◆ Directive
Keep only the lines of the data below that contain "name", and copy them.

Records that describe figures:
*****

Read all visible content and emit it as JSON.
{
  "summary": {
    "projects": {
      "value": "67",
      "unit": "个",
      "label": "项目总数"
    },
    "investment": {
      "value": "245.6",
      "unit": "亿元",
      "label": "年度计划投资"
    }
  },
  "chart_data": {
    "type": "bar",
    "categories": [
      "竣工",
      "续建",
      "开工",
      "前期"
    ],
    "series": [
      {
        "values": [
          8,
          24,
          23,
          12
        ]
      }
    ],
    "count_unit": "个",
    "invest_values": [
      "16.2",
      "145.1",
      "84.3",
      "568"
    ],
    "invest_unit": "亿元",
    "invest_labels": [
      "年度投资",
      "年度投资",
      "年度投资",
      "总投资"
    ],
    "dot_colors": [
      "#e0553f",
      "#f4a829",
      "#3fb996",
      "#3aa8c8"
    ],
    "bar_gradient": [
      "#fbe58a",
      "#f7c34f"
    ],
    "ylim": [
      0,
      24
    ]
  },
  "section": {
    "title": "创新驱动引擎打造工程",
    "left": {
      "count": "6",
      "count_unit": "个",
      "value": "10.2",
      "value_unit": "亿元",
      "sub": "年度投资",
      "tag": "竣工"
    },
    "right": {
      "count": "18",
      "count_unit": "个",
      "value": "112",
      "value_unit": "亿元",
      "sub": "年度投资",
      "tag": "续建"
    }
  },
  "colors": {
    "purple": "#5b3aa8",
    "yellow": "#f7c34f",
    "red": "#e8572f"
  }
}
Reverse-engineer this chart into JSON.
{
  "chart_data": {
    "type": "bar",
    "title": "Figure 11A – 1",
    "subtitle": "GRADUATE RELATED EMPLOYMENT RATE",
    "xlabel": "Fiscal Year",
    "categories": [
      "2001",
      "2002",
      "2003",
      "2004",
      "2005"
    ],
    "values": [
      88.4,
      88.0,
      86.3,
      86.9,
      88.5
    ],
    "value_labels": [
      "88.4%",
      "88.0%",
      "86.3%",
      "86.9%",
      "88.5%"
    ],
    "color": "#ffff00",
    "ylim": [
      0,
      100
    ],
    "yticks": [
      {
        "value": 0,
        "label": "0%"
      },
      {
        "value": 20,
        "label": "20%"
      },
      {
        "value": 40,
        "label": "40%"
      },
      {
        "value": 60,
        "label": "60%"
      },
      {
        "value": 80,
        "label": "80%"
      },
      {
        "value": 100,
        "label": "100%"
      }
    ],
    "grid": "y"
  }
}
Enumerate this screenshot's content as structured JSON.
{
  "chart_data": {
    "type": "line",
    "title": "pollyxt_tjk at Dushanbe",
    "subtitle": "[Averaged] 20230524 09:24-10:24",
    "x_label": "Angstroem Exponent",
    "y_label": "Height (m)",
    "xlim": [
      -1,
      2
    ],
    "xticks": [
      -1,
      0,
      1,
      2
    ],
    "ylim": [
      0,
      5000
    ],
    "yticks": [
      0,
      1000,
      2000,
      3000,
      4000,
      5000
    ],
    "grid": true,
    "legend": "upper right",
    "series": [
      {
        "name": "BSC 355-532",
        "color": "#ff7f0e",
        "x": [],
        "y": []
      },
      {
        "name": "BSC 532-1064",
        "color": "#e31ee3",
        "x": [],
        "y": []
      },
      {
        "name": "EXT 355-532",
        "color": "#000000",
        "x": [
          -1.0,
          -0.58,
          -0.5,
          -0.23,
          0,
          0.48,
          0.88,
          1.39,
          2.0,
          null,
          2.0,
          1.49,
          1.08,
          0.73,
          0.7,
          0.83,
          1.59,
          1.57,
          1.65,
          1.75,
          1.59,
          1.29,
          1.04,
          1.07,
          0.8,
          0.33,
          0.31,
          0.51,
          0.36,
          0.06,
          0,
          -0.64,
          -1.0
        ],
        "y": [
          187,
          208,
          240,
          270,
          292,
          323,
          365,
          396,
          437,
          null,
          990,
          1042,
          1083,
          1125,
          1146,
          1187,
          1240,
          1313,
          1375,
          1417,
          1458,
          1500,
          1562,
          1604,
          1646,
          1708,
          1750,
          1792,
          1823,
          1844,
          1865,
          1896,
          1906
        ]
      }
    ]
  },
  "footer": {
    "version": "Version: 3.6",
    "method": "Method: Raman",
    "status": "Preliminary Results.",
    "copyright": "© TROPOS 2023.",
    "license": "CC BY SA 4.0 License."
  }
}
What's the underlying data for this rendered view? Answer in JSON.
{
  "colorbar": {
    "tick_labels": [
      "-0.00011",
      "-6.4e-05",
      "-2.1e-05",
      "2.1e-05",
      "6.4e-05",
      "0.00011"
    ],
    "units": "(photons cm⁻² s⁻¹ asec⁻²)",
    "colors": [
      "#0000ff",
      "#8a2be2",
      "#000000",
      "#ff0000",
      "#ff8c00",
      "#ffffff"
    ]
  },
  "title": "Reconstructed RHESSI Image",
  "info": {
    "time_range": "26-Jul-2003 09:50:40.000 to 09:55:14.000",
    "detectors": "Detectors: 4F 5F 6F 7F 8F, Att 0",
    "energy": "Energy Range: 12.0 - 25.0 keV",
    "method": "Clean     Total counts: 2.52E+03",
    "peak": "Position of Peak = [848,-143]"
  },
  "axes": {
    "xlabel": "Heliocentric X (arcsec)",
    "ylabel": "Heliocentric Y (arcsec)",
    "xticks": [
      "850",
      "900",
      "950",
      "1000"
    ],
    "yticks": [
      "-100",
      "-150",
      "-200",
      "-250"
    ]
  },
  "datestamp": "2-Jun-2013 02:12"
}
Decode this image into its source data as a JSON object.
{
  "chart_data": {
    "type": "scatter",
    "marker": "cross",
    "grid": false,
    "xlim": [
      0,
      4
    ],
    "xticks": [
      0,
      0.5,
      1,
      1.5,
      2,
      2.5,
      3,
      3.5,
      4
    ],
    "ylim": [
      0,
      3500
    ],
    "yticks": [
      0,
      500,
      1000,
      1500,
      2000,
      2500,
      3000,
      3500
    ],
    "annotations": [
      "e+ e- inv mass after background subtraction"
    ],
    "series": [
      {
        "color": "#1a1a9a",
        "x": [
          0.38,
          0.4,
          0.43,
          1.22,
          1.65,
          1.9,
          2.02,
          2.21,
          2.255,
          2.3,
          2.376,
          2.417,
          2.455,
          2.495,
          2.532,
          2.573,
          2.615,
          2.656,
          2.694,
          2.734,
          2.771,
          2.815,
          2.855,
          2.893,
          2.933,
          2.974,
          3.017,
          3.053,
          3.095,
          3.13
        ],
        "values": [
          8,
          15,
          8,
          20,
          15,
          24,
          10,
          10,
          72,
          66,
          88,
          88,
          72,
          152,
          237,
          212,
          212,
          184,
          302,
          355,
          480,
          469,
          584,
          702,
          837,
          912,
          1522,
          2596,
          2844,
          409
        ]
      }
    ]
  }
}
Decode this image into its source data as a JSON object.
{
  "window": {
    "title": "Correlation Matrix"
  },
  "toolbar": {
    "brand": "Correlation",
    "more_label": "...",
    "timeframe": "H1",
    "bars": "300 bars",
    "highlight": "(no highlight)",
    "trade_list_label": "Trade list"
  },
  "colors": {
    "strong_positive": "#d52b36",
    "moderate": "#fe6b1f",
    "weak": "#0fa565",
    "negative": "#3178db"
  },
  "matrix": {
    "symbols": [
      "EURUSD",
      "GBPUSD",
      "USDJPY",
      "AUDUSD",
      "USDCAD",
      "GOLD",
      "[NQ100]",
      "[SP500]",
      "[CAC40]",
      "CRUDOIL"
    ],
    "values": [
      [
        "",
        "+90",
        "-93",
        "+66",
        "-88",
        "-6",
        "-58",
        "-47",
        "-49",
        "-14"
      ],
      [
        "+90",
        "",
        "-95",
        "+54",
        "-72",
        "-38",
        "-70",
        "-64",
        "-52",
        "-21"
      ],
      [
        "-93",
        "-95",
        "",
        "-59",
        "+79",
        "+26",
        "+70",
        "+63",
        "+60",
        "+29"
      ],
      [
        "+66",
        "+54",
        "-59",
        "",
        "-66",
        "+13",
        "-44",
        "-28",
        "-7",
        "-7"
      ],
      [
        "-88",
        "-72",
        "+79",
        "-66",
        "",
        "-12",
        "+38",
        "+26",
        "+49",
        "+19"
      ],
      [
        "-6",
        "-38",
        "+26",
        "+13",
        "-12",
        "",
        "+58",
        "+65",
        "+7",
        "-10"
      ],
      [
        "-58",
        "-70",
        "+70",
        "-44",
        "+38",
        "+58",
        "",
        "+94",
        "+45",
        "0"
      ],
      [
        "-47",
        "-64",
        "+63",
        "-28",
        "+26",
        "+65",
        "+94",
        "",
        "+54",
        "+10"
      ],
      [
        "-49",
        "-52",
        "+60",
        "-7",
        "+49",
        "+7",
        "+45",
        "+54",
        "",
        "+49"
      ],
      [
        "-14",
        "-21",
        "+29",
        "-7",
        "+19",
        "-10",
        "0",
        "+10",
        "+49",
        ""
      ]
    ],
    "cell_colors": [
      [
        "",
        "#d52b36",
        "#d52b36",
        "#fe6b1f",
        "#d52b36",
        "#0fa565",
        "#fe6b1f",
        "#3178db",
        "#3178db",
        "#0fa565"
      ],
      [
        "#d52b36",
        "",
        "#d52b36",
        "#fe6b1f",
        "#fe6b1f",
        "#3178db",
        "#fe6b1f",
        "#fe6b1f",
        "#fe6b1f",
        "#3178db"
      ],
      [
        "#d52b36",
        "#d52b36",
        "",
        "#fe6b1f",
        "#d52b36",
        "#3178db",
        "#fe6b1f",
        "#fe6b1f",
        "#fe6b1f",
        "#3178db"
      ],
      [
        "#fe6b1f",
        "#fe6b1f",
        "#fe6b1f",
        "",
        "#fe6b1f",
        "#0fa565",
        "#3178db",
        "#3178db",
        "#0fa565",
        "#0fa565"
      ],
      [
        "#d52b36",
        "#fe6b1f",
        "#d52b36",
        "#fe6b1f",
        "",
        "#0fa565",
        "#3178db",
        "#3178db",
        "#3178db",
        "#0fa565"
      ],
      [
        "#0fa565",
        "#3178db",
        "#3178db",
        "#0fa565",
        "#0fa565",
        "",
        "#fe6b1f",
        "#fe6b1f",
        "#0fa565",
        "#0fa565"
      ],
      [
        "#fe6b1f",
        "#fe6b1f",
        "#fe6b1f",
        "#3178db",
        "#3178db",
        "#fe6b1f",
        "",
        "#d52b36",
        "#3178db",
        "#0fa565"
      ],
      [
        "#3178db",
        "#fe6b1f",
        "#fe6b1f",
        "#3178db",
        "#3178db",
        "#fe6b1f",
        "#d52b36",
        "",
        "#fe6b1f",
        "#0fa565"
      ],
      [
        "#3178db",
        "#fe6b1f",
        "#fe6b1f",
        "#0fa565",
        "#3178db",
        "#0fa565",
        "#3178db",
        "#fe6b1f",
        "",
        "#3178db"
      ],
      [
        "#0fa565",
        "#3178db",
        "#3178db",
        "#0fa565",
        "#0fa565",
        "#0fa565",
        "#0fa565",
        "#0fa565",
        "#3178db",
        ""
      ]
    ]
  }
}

*****

◆ Finished exercise
        "name": "BSC 355-532",
        "name": "BSC 532-1064",
        "name": "EXT 355-532",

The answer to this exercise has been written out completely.